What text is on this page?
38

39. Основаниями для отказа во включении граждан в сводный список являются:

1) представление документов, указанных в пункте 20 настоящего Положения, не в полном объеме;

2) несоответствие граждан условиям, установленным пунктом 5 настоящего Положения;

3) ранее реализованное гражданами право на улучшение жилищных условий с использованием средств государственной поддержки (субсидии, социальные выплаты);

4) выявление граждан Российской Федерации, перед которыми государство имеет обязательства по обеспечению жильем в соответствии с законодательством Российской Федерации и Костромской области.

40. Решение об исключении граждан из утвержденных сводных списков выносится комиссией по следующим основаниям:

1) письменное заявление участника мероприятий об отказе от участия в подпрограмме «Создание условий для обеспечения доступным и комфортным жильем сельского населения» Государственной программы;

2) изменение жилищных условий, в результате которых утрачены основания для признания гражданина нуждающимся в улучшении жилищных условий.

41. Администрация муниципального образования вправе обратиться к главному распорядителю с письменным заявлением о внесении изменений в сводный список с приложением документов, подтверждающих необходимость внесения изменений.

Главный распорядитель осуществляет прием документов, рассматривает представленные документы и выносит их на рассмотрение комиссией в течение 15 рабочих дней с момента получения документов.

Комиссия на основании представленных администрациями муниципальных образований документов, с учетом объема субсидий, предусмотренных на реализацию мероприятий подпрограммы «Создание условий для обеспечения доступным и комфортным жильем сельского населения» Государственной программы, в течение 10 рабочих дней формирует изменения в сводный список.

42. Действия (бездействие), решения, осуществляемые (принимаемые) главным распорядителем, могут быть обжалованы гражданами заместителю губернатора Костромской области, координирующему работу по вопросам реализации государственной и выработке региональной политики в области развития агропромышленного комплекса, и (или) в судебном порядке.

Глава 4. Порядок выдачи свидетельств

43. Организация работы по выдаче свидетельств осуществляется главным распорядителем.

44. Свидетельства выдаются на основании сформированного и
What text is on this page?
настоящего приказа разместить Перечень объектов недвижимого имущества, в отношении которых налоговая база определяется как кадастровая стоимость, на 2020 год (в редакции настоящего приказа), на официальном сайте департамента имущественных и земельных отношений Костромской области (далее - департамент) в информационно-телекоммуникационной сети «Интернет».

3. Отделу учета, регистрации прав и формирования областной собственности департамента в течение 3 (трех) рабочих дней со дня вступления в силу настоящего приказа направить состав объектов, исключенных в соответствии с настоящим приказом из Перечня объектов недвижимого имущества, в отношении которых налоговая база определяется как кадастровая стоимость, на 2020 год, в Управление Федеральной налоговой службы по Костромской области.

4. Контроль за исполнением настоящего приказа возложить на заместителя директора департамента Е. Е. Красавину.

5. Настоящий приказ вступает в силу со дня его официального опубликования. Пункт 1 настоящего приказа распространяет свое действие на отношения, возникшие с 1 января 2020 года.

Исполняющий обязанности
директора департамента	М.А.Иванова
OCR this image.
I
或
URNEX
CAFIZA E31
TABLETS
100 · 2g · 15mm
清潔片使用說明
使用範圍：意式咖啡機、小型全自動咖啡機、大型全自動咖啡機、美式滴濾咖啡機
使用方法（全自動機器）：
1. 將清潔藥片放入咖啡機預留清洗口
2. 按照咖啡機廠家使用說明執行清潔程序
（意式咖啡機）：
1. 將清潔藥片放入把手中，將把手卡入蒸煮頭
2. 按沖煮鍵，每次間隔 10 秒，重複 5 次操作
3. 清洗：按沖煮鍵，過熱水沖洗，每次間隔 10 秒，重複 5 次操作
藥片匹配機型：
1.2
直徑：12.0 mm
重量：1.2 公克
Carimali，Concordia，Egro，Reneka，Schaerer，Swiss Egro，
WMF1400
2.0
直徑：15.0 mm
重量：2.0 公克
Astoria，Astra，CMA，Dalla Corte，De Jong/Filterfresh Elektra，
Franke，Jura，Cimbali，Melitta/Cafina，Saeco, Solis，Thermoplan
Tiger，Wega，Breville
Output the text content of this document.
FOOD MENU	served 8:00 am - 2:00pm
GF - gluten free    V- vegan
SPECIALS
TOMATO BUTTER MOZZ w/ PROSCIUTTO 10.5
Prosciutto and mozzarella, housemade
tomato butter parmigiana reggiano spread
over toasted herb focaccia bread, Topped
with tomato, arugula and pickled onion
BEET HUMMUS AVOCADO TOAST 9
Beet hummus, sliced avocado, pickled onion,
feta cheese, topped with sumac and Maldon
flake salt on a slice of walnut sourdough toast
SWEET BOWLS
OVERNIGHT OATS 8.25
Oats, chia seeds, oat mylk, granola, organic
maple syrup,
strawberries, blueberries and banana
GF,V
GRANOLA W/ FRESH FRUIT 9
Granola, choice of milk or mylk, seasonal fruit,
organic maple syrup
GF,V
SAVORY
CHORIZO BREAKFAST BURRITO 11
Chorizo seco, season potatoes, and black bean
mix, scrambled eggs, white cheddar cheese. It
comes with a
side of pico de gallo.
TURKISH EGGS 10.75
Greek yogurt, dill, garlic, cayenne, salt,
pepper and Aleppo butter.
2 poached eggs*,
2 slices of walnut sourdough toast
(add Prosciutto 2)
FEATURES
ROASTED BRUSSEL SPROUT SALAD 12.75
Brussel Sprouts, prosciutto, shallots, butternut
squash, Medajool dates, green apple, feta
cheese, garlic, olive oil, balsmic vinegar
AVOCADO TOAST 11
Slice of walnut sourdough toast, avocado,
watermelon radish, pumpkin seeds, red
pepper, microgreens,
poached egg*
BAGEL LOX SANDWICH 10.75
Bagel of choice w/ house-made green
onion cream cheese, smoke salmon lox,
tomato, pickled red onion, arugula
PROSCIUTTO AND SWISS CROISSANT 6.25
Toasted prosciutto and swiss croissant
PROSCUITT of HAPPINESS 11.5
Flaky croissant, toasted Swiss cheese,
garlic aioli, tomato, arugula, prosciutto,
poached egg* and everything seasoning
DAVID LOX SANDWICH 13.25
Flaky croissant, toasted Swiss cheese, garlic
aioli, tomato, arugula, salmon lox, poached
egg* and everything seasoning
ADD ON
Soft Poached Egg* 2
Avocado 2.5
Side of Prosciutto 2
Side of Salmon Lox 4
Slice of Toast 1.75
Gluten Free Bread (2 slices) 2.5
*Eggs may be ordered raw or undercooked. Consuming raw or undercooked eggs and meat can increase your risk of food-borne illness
------------------------------------------------
**What the task asks:** Using the data above, copy each line that contains "seeds".

**Full solution:**
Oats, chia seeds, oat mylk, granola, organic
watermelon radish, pumpkin seeds, red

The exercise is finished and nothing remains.